(Dataset records begins)

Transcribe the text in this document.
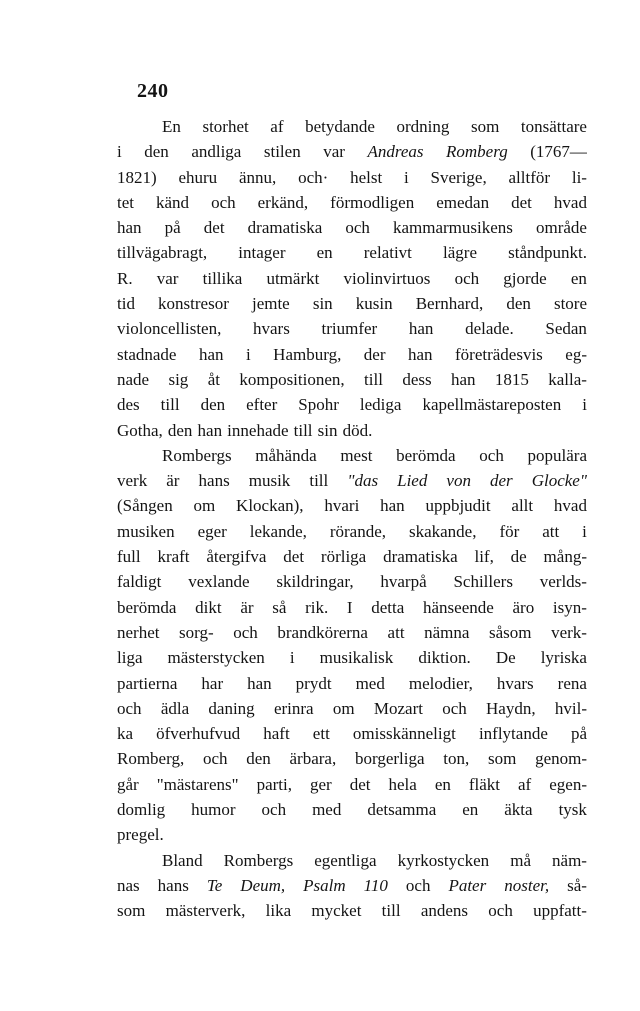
240
En storhet af betydande ordning som tonsättare
i den andliga stilen var Andreas Romberg (1767—
1821) ehuru ännu, och· helst i Sverige, alltför li-
tet känd och erkänd, förmodligen emedan det hvad
han på det dramatiska och kammarmusikens område
tillvägabragt, intager en relativt lägre ståndpunkt.
R. var tillika utmärkt violinvirtuos och gjorde en
tid konstresor jemte sin kusin Bernhard, den store
violoncellisten, hvars triumfer han delade. Sedan
stadnade han i Hamburg, der han företrädesvis eg-
nade sig åt kompositionen, till dess han 1815 kalla-
des till den efter Spohr lediga kapellmästareposten i
Gotha, den han innehade till sin död.
Rombergs måhända mest berömda och populära
verk är hans musik till "das Lied von der Glocke"
(Sången om Klockan), hvari han uppbjudit allt hvad
musiken eger lekande, rörande, skakande, för att i
full kraft återgifva det rörliga dramatiska lif, de mång-
faldigt vexlande skildringar, hvarpå Schillers verlds-
berömda dikt är så rik. I detta hänseende äro isyn-
nerhet sorg- och brandkörerna att nämna såsom verk-
liga mästerstycken i musikalisk diktion. De lyriska
partierna har han prydt med melodier, hvars rena
och ädla daning erinra om Mozart och Haydn, hvil-
ka öfverhufvud haft ett omisskänneligt inflytande på
Romberg, och den ärbara, borgerliga ton, som genom-
går "mästarens" parti, ger det hela en fläkt af egen-
domlig humor och med detsamma en äkta tysk
pregel.
Bland Rombergs egentliga kyrkostycken må näm-
nas hans Te Deum, Psalm 110 och Pater noster, så-
som mästerverk, lika mycket till andens och uppfatt-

(Dataset records ends)

- [Work item]: Search the entries for the word "berömda" and copy every line that has it.

- [Task solution]:
Rombergs måhända mest berömda och populära
berömda dikt är så rik. I detta hänseende äro isyn-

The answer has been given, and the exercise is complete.